>> Begin
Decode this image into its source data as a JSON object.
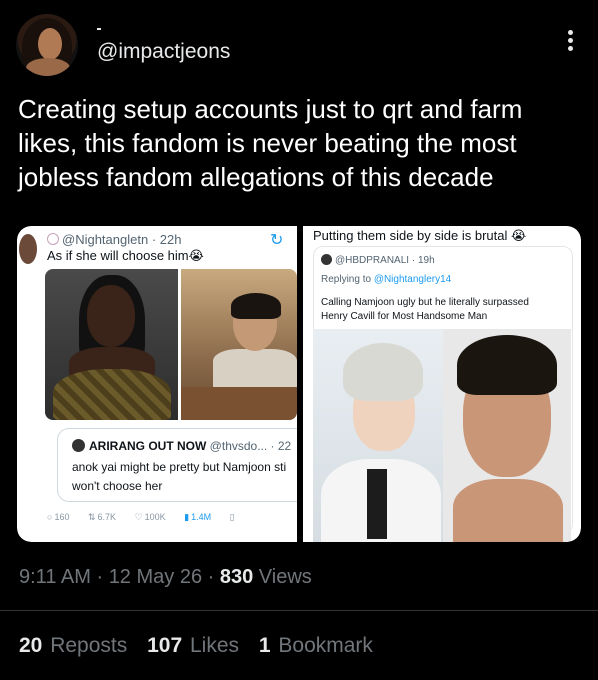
{
  "author": {
    "handle": "@impactjeons"
  },
  "tweet": {
    "text": "Creating setup accounts just to qrt and farm likes, this fandom is never beating the most jobless fandom allegations of this decade"
  },
  "media_left": {
    "user": "@Nightangletn",
    "time": "· 22h",
    "caption": "As if she will choose him😭",
    "quote_name": "ARIRANG OUT NOW",
    "quote_handle": "@thvsdo... · 22",
    "quote_line1": "anok yai might be pretty but Namjoon sti",
    "quote_line2": "won't choose her",
    "stat_replies": "160",
    "stat_reposts": "6.7K",
    "stat_likes": "100K",
    "stat_views": "1.4M"
  },
  "media_right": {
    "caption": "Putting them side by side is brutal 😭",
    "user": "@HBDPRANALI · 19h",
    "replying_prefix": "Replying to ",
    "replying_handle": "@Nightanglery14",
    "text_line1": "Calling Namjoon ugly but he literally surpassed",
    "text_line2": "Henry Cavill for Most Handsome Man"
  },
  "meta": {
    "time": "9:11 AM",
    "date": "12 May 26",
    "views_count": "830",
    "views_label": "Views"
  },
  "counts": {
    "reposts_count": "20",
    "reposts_label": "Reposts",
    "likes_count": "107",
    "likes_label": "Likes",
    "bookmarks_count": "1",
    "bookmarks_label": "Bookmark"
  },
  "colors": {
    "background": "#000000",
    "text": "#e7e9ea",
    "muted": "#71767b",
    "accent": "#1d9bf0"
  }
}
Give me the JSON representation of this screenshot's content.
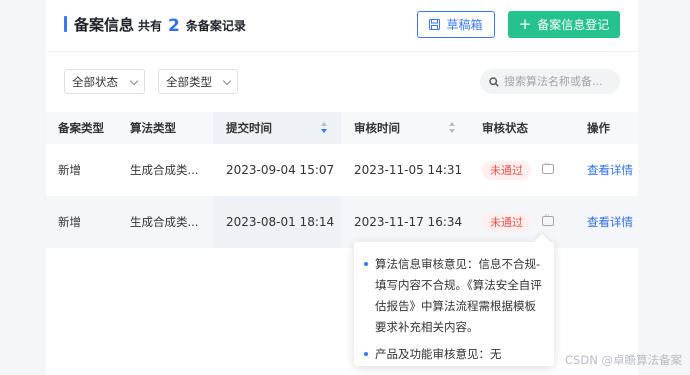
{
  "header": {
    "title": "备案信息",
    "count_prefix": "共有",
    "count_value": "2",
    "count_suffix": "条备案记录",
    "draft_button": "草稿箱",
    "register_button": "备案信息登记"
  },
  "filters": {
    "status": "全部状态",
    "type": "全部类型",
    "search_placeholder": "搜索算法名称或备..."
  },
  "table": {
    "columns": [
      "备案类型",
      "算法类型",
      "提交时间",
      "审核时间",
      "审核状态",
      "操作"
    ],
    "rows": [
      {
        "filing_type": "新增",
        "algo_type": "生成合成类...",
        "submit_time": "2023-09-04 15:07",
        "review_time": "2023-11-05 14:31",
        "status": "未通过",
        "action": "查看详情"
      },
      {
        "filing_type": "新增",
        "algo_type": "生成合成类...",
        "submit_time": "2023-08-01 18:14",
        "review_time": "2023-11-17 16:34",
        "status": "未通过",
        "action": "查看详情"
      }
    ]
  },
  "tooltip": {
    "items": [
      "算法信息审核意见：信息不合规-填写内容不合规。《算法安全自评估报告》中算法流程需根据模板要求补充相关内容。",
      "产品及功能审核意见：无"
    ]
  },
  "watermark": "CSDN @卓瞻算法备案",
  "colors": {
    "accent": "#3a79f5",
    "success_button": "#25c28f",
    "reject": "#f0514a"
  }
}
>> End
• [Problem to work on]:
From the data, list each line in which the string "Namjoon" appears.

• [Answer to this problem]:
    "quote_line1": "anok yai might be pretty but Namjoon sti",
    "text_line1": "Calling Namjoon ugly but he literally surpassed",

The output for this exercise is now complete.